TASK: The records below are to be quoted in full; please keep every word exact.
----------
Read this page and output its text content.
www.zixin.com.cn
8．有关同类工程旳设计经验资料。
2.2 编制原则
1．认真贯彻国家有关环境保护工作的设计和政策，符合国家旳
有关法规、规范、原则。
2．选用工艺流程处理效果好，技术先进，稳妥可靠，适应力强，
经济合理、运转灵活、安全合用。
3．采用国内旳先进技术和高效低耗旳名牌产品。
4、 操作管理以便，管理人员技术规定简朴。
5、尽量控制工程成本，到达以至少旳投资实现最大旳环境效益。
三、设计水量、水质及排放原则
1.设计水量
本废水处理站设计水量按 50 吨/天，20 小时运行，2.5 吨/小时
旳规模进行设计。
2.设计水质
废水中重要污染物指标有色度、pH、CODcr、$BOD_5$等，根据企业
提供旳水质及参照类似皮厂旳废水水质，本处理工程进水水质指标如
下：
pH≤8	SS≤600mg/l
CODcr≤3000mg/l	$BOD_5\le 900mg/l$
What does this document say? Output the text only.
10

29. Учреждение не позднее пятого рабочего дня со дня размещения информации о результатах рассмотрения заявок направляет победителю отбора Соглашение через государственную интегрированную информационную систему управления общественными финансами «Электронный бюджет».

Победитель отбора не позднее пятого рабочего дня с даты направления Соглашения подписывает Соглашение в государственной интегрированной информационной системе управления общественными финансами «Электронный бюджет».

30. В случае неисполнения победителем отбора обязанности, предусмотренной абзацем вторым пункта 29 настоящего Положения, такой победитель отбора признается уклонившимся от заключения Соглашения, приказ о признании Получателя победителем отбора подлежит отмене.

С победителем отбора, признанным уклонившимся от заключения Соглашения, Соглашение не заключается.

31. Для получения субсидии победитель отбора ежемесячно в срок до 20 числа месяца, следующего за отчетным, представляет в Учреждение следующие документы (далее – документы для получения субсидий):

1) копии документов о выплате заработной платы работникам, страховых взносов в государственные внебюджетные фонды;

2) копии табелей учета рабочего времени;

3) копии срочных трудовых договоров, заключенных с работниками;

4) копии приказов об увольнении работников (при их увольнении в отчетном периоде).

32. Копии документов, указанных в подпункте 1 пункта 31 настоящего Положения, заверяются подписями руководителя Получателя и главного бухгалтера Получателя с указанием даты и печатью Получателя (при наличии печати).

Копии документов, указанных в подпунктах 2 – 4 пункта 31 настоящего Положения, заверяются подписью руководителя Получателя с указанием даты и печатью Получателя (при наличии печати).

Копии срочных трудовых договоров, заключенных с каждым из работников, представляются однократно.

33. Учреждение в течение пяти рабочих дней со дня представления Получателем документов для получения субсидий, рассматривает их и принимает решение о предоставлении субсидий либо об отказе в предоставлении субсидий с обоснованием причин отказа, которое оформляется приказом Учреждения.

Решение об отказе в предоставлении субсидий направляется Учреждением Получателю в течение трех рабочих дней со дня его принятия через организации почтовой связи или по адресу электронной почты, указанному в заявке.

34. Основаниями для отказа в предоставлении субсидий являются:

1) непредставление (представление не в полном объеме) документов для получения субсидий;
----------
RESULT:
Read this page and output its text content.
www.zixin.com.cn
8．有关同类工程旳设计经验资料。
2.2 编制原则
1．认真贯彻国家有关环境保护工作的设计和政策，符合国家旳
有关法规、规范、原则。
2．选用工艺流程处理效果好，技术先进，稳妥可靠，适应力强，
经济合理、运转灵活、安全合用。
3．采用国内旳先进技术和高效低耗旳名牌产品。
4、 操作管理以便，管理人员技术规定简朴。
5、尽量控制工程成本，到达以至少旳投资实现最大旳环境效益。
三、设计水量、水质及排放原则
1.设计水量
本废水处理站设计水量按 50 吨/天，20 小时运行，2.5 吨/小时
旳规模进行设计。
2.设计水质
废水中重要污染物指标有色度、pH、CODcr、$BOD_5$等，根据企业
提供旳水质及参照类似皮厂旳废水水质，本处理工程进水水质指标如
下：
pH≤8	SS≤600mg/l
CODcr≤3000mg/l	$BOD_5\le 900mg/l$
What does this document say? Output the text only.
10

29. Учреждение не позднее пятого рабочего дня со дня размещения информации о результатах рассмотрения заявок направляет победителю отбора Соглашение через государственную интегрированную информационную систему управления общественными финансами «Электронный бюджет».

Победитель отбора не позднее пятого рабочего дня с даты направления Соглашения подписывает Соглашение в государственной интегрированной информационной системе управления общественными финансами «Электронный бюджет».

30. В случае неисполнения победителем отбора обязанности, предусмотренной абзацем вторым пункта 29 настоящего Положения, такой победитель отбора признается уклонившимся от заключения Соглашения, приказ о признании Получателя победителем отбора подлежит отмене.

С победителем отбора, признанным уклонившимся от заключения Соглашения, Соглашение не заключается.

31. Для получения субсидии победитель отбора ежемесячно в срок до 20 числа месяца, следующего за отчетным, представляет в Учреждение следующие документы (далее – документы для получения субсидий):

1) копии документов о выплате заработной платы работникам, страховых взносов в государственные внебюджетные фонды;

2) копии табелей учета рабочего времени;

3) копии срочных трудовых договоров, заключенных с работниками;

4) копии приказов об увольнении работников (при их увольнении в отчетном периоде).

32. Копии документов, указанных в подпункте 1 пункта 31 настоящего Положения, заверяются подписями руководителя Получателя и главного бухгалтера Получателя с указанием даты и печатью Получателя (при наличии печати).

Копии документов, указанных в подпунктах 2 – 4 пункта 31 настоящего Положения, заверяются подписью руководителя Получателя с указанием даты и печатью Получателя (при наличии печати).

Копии срочных трудовых договоров, заключенных с каждым из работников, представляются однократно.

33. Учреждение в течение пяти рабочих дней со дня представления Получателем документов для получения субсидий, рассматривает их и принимает решение о предоставлении субсидий либо об отказе в предоставлении субсидий с обоснованием причин отказа, которое оформляется приказом Учреждения.

Решение об отказе в предоставлении субсидий направляется Учреждением Получателю в течение трех рабочих дней со дня его принятия через организации почтовой связи или по адресу электронной почты, указанному в заявке.

34. Основаниями для отказа в предоставлении субсидий являются:

1) непредставление (представление не в полном объеме) документов для получения субсидий;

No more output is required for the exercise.